Instructions for the task >> Transcribe the passage of the text on bears and political ideologies, starting at "I don't feel" and ending at "Wait, what?".

Supplied text >>
○ ○ ○

It's a bit odd to me that everyone is so confident in their answers (regardless of which answer they choose).

I don't feel like I have a good enough baseline intuition about how dangerous bears are to answer with confidence. How likely is the average bear to attack you? Is it possible to outrun a bear? This is far outside my domain of expertise.

I certainly understand why a lot of women would say "bear", even if they might ultimately be mistaken.

Wait, what?

So if:

  • The AuthLeft and AuthRight are defined by a belief in the right to wield absolute power over all other humans without accountability or restraint - all members of the AuthLeft and AuthRight believe this, and furthermore members of other political ideologies don't believe it, and

  • This belief is the most salient factor in determining identity among political ideologies,

then sure, the AuthLeft and the AuthRight are the same. But this is less of a substantive sociological/philosophical thesis and more of a tautology. You're using these idiosyncratic concepts "AuthLeft" and "AuthRight" whose applicability to broader political discussions is questionable.

○ ○ ○

Data for review >>
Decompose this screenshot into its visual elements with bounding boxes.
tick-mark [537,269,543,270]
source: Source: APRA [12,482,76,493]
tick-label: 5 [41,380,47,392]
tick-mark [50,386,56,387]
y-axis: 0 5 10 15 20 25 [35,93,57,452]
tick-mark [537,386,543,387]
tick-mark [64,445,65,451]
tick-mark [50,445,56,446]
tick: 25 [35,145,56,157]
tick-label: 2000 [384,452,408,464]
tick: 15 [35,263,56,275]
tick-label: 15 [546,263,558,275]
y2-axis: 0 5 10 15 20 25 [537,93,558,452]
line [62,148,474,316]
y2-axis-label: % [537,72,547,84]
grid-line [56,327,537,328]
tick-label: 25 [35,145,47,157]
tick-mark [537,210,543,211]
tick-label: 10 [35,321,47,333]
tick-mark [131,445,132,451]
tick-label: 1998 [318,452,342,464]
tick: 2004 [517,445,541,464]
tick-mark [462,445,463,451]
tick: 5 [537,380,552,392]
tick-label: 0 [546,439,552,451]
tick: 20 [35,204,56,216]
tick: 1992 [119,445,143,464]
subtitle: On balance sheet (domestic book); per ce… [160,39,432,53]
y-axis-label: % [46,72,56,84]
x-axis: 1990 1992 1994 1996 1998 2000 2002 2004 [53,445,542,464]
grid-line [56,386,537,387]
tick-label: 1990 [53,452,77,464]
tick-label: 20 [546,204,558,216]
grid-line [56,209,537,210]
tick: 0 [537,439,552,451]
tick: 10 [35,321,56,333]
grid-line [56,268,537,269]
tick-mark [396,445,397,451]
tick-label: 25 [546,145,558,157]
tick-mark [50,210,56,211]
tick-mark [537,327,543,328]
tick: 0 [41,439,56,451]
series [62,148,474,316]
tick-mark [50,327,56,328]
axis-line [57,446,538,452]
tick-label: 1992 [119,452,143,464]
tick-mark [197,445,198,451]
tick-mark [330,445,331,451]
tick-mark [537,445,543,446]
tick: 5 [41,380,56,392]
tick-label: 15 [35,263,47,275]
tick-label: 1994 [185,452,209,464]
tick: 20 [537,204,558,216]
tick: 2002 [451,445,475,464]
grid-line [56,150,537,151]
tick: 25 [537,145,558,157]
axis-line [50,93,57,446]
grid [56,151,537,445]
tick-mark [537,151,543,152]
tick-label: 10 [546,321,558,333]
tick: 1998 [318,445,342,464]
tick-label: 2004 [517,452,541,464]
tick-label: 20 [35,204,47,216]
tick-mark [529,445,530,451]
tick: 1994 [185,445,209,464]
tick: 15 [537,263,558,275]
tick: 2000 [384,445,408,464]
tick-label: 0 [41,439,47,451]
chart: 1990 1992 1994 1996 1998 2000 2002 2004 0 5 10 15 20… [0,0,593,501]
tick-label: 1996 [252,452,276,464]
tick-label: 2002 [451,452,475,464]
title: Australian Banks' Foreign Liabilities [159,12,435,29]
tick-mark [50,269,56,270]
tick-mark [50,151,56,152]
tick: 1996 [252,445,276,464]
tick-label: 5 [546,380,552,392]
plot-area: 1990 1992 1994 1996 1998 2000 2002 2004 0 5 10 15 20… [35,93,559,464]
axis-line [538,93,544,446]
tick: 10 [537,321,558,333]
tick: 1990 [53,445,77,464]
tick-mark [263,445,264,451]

○ ○ ○

Output of the task >>
I don't feel like I have a good enough baseline intuition about how dangerous bears are to answer with confidence. How likely is the average bear to attack you? Is it possible to outrun a bear? This is far outside my domain of expertise.

I certainly understand why a lot of women would say "bear", even if they might ultimately be mistaken.

Wait, what?